En 1987, je bossais comme essayeur à AutoHebdo et j’avais été conviée à rouler dans la 205 T16 d’Ari Vatanen à l’arrivée du Dakar, c’est pour cela que j’étais là, sur la ligne d’arrivée de cette funeste avant-dernière spéciale. Hubert se tirait une bourre d’anthologie avec mon copain « petite fourche » alias Cyril et la bagarre pour la victoire était passionnante.

Lorsque mon ami Hubert est arrivé en perdition totale. 

C’est à moi qu’il a dit : « j’ai les deux jambes cassées », c’est moi qui ai tenu sa moto lorsqu’on l’en a descendu et qui lui épongeais le front pendant qu’on ouvrait ses bottes pour découvrir l’horreur. Et c’est à moi qu’il a dit avant qu’on l’emmène dans l’hélico : « tiens, je te confie mon casque, la moto c’est Eric, et seulement lui, qui l’amènera jusqu’à Dakar ». C’est ça la confiance. L’amitié, la vraie.

▶ **ENTRÉES EXTRAITES**:
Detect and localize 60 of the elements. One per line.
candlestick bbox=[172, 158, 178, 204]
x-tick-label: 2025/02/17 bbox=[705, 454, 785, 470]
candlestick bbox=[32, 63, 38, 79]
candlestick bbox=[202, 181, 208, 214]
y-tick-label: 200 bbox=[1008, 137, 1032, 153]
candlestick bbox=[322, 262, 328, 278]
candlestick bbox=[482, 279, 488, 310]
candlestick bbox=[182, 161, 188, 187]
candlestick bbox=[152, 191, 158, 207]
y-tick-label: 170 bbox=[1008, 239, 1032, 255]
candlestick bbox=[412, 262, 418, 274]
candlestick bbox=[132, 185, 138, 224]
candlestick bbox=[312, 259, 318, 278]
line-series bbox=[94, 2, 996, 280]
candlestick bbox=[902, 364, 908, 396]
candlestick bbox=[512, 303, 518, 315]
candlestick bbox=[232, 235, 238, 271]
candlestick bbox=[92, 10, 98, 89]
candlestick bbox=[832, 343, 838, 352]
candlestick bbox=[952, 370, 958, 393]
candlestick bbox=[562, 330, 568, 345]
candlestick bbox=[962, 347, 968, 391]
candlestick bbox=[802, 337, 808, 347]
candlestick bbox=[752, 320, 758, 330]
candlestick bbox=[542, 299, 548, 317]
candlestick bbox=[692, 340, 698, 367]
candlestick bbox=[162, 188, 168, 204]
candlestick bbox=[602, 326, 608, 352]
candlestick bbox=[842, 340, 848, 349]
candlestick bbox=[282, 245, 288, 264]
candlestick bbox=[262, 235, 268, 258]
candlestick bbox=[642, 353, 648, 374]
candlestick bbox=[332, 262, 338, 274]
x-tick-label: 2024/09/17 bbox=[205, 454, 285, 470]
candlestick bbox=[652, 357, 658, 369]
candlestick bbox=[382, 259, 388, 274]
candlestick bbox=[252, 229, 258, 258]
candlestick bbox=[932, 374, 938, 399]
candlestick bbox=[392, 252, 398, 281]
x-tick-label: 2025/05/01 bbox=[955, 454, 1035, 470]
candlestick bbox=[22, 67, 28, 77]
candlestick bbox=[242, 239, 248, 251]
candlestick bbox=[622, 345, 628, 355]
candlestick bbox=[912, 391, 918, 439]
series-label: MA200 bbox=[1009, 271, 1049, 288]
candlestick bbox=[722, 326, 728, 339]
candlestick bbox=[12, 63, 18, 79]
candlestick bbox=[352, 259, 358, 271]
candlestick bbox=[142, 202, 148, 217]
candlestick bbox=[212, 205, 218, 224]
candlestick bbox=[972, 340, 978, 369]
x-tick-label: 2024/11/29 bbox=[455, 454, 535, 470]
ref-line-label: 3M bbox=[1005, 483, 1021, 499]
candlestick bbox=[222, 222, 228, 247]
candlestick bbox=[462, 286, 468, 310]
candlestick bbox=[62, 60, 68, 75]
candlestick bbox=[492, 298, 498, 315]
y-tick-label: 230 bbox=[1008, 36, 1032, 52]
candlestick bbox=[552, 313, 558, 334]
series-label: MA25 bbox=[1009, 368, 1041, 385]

▶ **CONSIGNES DE L'EXERCICE**:
A. Dans le texte affiché, à qui Hubert veut-il que l'on confie sa moto pour l'amener jusqu'à Dakar ?
B. Prolongez le récit de l'accident d'Hubert au Dakar en reprenant après sa dernière phrase.

▶ **LISTE DES RÉPONSES**:
A. À Eric, et seulement lui.

B.
Deux jours plus tard, à ma descente d’avion, je suis allée lui rendre son casque dans sa chambre d’hôpital. Je n’oublierai jamais qu’il a éclaté en sanglots en me voyant. Tous ses souvenirs remontaient à la surface d’un coup, c’était trop… on a pleuré dans les bras l’un de l’autre. Mon cher Hubert meurtri. 

Les années d’amitié ont continué ainsi. Emaillées de franches rigolades et de merveilleux souvenirs. Eric vouait une admiration amicale pour Hubert. Hubert avait un frigo américain, il voulait le même, Hubert roulait en Range, il m’en a acheté un. Je le chambrais avec ça et il me répondait : « t’inquiète pas, lui il rêve d’écrire comme moi ! ». 

C’étaient les années bonheur, celles où j’avais sans arrêt les filles d’Hubert & Caroline à la maison, où je les emmenais, avec mes fils, au Futuroscope, chez Astérix,à Deauville, peu importe, on faisait des charters de mômes et la tribu des enfants Breton-Auriol s’entendait comme des gosses en colo. Hubert avait monté son resto du Pont de Suresnes avec Guy Savoye et Caroline recevait les enfants pour des goûters incroyables avec d’énormes plâtrées de frites, ce qui les ravissait vous pensez bien. Elle était parfaitement complémentaire de son mari et, quelque part, ils constituaient le couple idéal, celui que Paris-Match aime à montrer en couverture. En même temps ils restaient si simples et naturels, de vrais amis comme ils l’avaient toujours été.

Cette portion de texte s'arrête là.